▶ [EXCERPT]:
--- START ---
Molina is the catcher on the NL's best team, the St. Louis Cardinals. He is -- and this should be beyond the range of reasonable dispute by now -- the best defensive catcher of his era. He has won six straight Gold Glove Awards.

He is the best defender at what has typically been a defense-first position. He just had one of his most productive offensive seasons, but that is not the point. In the MVP balloting, Molina does not get full credit for his defensive excellence, including his astute handling of his pitching staff.

"The writers always undervalue defense," an NL manager says of the MVP voting, which is done by members of the Baseball Writers' Association of America.

This is true. Defense is also undervalued by all the commentators who harp endlessly on advanced offensive metric comparisons between various MVP candidates. Molina was frequently not even mentioned in these discussions, all of which were highly detailed and completely missed the point.

None of this is said to detract from the worth of the winner of the NL MVP Award, Andrew McCutchen of the Pittsburgh Pirates. McCutchen is a splendid all-around player on a team that emerged from a 21-year drought to advance into the postseason. He is a terrific story. So are the Pirates. That still doesn't make him more valuable than Molina.

Ditto for the second-place finisher in the balloting, Paul Goldschmidt of the Arizona Diamondbacks, who had a tremendously productive offensive season. He deserves plenty of recognition, much more than he has received to date. That also doesn't make him more valuable than Molina.

It is possible that Molina's candidacy was damaged in this year's balloting by the fact that one of his teammates, second baseman Matt Carpenter, finished fourth in the MVP balloting.

But when you consider that McCutchen had 28 first-place votes (the other two went to Molina), the internal competition wasn't the core issue. Molina's value isn't being fully appreciated in this election. And that's not particularly surprising, given the fact that much of his value does not lend itself to automatic quantification.

To more accurately measure Molina's worth, you would do better to look directly into the eyes of Michael Wacha, 22-year-old rookie, after he threw one of his four straight postseason gems. How was he able to do this with so little experience, under such great pressure?

"I just tried to get locked with Yadi," he said. "I just went with whatever Yadi threw down."
--- END ---
▶ [TASK REQUIREMENTS]: Write the next few paragraphs of the article on Yadier Molina's MVP case, beginning after its last sentence.

Records drawn from a dataset
--- START ---
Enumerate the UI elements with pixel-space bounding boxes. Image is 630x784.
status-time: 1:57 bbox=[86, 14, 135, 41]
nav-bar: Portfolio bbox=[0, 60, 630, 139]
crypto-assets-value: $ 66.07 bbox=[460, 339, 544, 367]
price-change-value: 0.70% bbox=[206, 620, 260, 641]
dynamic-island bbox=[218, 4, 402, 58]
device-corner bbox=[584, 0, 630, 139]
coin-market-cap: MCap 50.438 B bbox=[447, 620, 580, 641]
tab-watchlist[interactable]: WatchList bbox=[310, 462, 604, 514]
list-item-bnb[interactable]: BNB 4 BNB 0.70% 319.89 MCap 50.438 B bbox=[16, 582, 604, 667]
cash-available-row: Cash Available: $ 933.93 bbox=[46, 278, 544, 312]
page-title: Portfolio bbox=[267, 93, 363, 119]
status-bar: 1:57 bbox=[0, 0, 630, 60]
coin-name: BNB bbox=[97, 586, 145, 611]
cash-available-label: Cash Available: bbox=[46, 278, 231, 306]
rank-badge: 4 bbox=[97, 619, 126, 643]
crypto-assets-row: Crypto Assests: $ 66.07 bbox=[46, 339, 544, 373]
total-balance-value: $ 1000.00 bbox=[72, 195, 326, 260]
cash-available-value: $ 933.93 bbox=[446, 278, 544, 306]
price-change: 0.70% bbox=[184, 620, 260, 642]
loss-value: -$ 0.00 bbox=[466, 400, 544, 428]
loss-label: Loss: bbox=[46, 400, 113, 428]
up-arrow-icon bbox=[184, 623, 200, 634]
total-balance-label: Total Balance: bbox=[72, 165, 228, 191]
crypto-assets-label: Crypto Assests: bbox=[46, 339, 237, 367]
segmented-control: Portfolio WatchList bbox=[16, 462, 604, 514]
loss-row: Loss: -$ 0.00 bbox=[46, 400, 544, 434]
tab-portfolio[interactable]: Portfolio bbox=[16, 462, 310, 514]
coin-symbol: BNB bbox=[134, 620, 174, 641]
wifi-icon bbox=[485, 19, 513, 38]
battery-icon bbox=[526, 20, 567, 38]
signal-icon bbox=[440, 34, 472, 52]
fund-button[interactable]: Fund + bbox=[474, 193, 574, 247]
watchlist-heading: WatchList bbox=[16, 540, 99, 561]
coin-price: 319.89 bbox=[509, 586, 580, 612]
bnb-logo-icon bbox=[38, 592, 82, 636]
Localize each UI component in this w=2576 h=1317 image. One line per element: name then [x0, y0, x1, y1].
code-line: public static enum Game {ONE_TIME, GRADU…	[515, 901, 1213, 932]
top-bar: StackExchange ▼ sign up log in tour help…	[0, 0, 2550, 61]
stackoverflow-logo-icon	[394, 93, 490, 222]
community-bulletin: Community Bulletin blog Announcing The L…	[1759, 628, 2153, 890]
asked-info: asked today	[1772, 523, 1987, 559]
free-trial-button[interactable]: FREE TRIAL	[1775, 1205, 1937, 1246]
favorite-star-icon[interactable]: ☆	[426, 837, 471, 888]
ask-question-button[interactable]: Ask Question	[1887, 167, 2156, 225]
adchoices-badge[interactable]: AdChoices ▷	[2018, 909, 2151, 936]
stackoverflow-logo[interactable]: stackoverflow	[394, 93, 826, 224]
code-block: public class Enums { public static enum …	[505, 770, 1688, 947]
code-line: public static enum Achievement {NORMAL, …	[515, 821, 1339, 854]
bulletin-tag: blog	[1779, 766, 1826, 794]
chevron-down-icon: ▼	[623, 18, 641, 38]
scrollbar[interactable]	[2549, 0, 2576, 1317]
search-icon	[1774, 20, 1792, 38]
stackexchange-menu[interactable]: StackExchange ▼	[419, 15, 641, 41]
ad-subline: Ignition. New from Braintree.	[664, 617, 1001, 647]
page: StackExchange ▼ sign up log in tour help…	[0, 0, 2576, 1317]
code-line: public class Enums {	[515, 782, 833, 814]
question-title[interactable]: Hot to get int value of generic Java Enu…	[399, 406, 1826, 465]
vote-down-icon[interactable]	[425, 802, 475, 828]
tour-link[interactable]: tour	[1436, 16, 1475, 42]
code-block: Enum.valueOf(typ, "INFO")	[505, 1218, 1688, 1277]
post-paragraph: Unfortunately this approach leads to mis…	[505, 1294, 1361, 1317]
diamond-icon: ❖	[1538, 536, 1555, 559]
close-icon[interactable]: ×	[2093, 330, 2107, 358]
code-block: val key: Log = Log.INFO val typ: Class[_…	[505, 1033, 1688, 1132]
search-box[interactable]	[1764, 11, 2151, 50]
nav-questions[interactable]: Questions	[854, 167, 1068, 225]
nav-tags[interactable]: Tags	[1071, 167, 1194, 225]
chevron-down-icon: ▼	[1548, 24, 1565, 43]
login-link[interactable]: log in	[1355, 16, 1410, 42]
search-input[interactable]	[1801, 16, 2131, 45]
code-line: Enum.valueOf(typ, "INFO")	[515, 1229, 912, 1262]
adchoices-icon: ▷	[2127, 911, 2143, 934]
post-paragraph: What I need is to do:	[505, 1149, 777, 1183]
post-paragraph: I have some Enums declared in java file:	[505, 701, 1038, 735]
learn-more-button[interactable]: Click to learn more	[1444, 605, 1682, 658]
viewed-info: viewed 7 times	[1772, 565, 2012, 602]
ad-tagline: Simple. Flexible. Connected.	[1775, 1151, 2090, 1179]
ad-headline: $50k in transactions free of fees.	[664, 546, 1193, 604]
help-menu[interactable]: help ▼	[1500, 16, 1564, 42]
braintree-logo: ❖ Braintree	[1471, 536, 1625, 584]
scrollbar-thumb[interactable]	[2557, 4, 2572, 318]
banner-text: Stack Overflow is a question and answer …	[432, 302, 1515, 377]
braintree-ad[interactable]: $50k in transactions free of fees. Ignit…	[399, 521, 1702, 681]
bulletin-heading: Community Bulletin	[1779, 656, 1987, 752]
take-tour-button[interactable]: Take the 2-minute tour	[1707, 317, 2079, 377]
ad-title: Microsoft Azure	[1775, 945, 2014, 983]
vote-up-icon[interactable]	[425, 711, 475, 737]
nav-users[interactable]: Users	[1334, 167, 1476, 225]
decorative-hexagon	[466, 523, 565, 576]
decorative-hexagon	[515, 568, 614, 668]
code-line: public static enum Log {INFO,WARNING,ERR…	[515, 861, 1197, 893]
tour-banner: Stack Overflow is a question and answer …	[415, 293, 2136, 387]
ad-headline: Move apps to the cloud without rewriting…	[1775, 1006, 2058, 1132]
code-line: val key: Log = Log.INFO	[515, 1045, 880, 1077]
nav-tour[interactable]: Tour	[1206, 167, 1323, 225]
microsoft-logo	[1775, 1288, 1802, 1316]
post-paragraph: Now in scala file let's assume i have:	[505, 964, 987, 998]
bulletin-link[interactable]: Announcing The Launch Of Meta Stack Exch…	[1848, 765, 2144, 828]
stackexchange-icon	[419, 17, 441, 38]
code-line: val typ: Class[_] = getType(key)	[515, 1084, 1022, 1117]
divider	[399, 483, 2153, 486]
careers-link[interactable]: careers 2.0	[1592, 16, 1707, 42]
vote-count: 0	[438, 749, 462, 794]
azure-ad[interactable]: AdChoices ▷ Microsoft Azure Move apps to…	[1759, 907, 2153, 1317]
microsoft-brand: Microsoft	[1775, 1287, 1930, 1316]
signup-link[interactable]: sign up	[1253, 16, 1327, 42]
--- END ---
▶ [RESULT BELOW]:
"I think he's invaluable to those young guys," said Cardinals ace Adam Wainwright, who finished second in the NL Cy Young Award race. "I don't think you can put a 'games won' or a price tag on what he has done to help our young pitchers. The large majority of our pitchers don't shake one time throughout a game, because they're throwing to Yadi, and they know he has a good plan and they trust him."

Molina's extreme diligence in preparation paid off with a St. Louis staff that relied on young pitching throughout the season. The Cardinals' staff that went to the World Series included six rookies, or 50 percent of the staff. These people were highly talented, but they also were unanimous in placing complete trust in their catcher.

The Cardinals were the best NL team in the regular season and then the best NL team in the postseason. There were a lot of people contributing to this status, but the one indispensable man was Molina, a big contributor in both halves of the inning.

With the tying run on third, the kid pitcher could throw the breaking ball in the dirt that Molina just called for, because the pitcher knew that pitch couldn't get past Yadi. That trust, that faith, that confidence, where is the metric measuring that?

No, Molina didn't win the NL MVP Award, but that wasn't due to any shortcoming on his part. He issued a statement with heartfelt congratulations to McCutchen on Thursday night. Yadi will just have to make do with the pennant and the complete respect of the entire St. Louis organization. As consolation prizes go, that stuff is, like Molina himself, very valuable. Maybe even invaluable.

Mike Bauman is a national columnist for MLB.com.